*Written instruction*.
Give the count of lines in the data that include the string "JSON", with no added remarks.

---+---

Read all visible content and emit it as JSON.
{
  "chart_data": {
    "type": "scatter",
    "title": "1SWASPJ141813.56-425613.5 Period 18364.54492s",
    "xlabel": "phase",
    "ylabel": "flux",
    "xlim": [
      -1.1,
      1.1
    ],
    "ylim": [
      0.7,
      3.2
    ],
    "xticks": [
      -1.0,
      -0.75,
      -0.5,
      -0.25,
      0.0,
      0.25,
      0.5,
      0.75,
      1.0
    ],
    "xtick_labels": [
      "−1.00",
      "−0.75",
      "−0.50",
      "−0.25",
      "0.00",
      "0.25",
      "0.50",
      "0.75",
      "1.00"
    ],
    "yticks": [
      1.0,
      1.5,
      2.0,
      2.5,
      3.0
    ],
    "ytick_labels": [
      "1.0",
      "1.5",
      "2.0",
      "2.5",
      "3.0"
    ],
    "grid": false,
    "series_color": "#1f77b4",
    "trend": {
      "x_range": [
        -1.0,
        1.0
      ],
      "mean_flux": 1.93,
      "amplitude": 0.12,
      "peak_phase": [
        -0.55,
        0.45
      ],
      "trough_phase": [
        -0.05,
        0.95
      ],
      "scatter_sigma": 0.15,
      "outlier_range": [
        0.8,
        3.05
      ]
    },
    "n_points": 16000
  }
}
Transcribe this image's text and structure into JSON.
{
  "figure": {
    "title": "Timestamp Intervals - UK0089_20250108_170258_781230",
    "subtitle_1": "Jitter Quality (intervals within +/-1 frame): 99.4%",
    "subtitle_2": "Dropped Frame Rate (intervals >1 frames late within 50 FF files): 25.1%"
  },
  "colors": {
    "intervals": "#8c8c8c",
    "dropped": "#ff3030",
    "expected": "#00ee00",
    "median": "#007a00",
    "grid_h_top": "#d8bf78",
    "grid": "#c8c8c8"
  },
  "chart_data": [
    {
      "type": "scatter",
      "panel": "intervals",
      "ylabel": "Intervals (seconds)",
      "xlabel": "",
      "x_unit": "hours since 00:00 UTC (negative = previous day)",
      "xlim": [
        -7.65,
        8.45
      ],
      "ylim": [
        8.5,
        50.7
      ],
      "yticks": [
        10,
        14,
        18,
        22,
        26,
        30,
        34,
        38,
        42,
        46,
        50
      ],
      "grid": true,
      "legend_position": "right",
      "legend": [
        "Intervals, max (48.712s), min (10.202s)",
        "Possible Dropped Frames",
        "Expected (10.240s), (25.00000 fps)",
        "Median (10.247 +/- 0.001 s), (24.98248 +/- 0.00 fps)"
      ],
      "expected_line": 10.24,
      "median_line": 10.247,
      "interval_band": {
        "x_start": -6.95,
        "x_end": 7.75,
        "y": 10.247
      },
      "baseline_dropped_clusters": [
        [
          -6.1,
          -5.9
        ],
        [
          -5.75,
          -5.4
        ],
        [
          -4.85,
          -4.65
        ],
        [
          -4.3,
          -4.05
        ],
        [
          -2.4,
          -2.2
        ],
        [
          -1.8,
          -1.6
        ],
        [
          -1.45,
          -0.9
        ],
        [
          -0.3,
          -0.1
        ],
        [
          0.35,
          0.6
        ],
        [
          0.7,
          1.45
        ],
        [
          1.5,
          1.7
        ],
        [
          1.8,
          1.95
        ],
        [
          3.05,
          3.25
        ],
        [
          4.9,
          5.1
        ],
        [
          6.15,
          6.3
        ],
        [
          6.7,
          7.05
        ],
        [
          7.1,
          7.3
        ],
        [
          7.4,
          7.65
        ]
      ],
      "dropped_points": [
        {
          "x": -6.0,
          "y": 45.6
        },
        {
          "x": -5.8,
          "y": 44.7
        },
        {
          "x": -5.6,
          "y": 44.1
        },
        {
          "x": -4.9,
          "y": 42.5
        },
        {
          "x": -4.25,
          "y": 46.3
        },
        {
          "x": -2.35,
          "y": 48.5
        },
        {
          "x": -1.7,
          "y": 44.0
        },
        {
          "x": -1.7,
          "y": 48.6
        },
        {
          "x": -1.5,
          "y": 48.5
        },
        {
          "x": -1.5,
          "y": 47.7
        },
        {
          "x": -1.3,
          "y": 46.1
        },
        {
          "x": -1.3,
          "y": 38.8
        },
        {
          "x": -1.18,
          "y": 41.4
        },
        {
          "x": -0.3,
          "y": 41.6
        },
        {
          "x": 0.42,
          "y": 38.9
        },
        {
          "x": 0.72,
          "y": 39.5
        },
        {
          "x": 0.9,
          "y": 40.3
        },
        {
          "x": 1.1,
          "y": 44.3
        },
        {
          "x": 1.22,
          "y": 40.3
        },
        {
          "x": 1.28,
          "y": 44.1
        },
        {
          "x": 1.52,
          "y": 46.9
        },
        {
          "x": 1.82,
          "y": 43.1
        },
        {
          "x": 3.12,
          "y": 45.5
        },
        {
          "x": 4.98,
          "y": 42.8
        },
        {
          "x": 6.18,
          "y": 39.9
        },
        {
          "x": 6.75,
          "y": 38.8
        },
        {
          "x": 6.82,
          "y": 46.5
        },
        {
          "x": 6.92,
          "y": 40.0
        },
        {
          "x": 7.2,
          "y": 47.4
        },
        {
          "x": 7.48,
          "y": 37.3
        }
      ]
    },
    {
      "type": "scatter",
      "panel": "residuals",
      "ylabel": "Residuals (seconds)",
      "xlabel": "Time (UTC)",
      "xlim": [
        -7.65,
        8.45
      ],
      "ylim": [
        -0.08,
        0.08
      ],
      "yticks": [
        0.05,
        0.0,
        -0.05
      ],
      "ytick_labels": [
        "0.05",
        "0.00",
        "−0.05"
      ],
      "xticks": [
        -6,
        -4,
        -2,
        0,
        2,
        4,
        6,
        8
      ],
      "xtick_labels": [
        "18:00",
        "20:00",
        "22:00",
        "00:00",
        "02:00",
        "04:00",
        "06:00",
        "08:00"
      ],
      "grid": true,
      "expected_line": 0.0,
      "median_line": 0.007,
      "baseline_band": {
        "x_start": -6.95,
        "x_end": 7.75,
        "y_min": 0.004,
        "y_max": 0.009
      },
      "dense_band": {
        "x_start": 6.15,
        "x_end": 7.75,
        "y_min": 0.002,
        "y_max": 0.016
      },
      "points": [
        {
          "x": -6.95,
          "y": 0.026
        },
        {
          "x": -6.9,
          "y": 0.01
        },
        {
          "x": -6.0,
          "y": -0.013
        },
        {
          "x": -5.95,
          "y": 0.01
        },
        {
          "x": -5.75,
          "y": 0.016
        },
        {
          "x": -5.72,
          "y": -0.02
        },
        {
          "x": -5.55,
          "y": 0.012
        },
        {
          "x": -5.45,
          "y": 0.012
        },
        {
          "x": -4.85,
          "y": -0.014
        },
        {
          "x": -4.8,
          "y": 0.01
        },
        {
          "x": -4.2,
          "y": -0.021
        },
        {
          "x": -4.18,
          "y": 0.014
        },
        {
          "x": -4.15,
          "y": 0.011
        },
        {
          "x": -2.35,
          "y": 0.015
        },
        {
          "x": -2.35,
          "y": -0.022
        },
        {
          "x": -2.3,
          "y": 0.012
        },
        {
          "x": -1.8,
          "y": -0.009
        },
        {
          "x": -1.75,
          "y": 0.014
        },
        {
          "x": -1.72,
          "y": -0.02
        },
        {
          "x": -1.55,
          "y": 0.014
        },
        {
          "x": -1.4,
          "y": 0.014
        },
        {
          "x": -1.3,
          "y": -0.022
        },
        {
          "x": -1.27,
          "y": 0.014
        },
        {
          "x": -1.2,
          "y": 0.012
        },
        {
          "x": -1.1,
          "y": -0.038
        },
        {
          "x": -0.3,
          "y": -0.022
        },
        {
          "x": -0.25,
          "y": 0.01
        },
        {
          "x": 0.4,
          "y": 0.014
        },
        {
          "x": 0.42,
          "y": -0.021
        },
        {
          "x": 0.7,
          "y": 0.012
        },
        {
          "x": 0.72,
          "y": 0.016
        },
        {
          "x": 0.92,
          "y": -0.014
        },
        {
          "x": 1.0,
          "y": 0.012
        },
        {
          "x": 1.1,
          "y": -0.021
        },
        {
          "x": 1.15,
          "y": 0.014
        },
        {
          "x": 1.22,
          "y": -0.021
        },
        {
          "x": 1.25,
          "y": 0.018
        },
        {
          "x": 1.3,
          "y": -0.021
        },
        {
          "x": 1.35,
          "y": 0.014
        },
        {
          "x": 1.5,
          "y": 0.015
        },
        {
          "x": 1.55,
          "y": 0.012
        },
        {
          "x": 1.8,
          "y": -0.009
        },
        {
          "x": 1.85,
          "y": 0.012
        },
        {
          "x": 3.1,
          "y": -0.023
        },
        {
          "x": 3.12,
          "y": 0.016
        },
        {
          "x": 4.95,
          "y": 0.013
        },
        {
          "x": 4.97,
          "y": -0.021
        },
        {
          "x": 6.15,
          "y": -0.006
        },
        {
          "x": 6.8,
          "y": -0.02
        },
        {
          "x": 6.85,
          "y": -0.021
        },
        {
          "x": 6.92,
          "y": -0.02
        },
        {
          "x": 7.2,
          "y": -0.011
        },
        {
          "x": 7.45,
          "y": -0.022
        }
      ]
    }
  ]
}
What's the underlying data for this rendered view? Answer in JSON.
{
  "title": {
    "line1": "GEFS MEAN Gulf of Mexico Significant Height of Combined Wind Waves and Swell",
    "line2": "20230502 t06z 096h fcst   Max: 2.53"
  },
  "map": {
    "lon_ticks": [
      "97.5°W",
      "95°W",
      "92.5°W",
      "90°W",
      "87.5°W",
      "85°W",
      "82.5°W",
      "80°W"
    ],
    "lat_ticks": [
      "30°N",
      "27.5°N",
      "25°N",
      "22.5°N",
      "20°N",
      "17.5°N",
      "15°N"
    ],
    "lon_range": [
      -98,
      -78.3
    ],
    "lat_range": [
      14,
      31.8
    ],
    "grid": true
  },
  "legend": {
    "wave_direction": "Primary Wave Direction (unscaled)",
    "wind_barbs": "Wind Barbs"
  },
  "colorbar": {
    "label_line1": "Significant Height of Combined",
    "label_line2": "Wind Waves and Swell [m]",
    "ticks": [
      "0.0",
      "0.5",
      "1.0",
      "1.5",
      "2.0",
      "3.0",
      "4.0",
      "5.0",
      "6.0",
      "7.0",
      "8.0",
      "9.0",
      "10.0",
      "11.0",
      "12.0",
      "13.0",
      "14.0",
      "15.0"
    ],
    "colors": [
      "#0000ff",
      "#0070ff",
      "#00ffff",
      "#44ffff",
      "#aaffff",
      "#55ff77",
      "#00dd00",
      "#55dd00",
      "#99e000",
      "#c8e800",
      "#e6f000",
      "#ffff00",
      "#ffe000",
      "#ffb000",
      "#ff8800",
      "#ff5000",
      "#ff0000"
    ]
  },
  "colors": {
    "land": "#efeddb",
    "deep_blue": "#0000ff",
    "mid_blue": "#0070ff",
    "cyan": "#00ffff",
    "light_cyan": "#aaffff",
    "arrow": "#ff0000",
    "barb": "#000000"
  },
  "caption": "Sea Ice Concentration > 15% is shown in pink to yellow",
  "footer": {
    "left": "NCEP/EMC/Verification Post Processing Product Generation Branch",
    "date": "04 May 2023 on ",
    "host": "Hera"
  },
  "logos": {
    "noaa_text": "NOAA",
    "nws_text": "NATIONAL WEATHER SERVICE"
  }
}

---+---

*Correct result*.
3